GIVEN TASK: Rewrite the Janet King article from "Various cast members" to "in May 2017.", replacing "commissioned" with "ordered".

Janet King is an Australian television drama program which began airing on ABC1 from 27 February 2014. It was created as a spin-off from the 2011 legal drama Crownies. It follows the story of Senior Crown Prosecutor Janet King (Marta Dusseldorp), tracking her journey in Series 1 in the Department of Public Prosecutions to a Royal Commission into Serious Firearm Crime in Series 2 to the National Crime Commission in Series 3.

Various cast members who appeared alongside Dusseldorp in Crownies also appeared in Janet King. A number of new characters were also created. The show was commissioned for an eight part series and filming began in 2013. A second series aired from March 2016, and a third began in May 2017.

Production

Conception
Shortly before the final episode of the ABC1 legal drama Crownies was broadcast in November 2011, David Knox from TV Tonight reported that the series could continue in the form of a spin-off. The drama had suffered from modest ratings and mixed critical reviews during its 22-part run. ABC1 controller, Brendan Dahill explained "Crownies won't be coming back as Crownies. But we are talking to (producers) Screentime about a spin-off. There are lots of things I love about Crownies and lots of things that were done brilliantly, and I'm really proud of Crownies. I'm genuinely surprised it didn't engage a bigger audience than it did. Genuinely surprised. But I don't want to throw the baby out with the bathwater. There are plenty of brilliant things in it and we're talking to Screentime at the moment."

DATA EXCERPT:
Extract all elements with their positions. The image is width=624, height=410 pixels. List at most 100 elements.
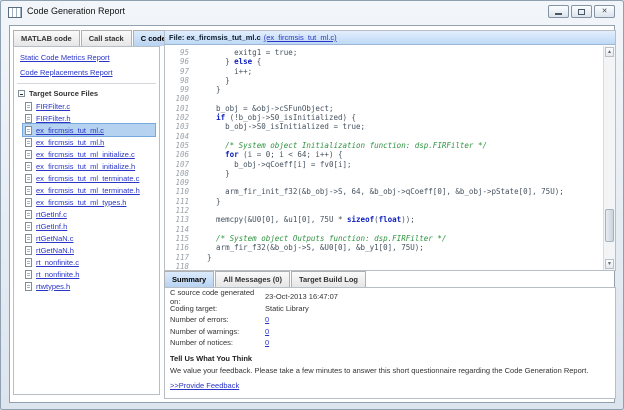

SOLUTION FOR THIS TASK:
Various cast members who appeared alongside Dusseldorp in Crownies also appeared in Janet King. A number of new characters were also created. The show was ordered for an eight part series and filming began in 2013. A second series aired from March 2016, and a third began in May 2017.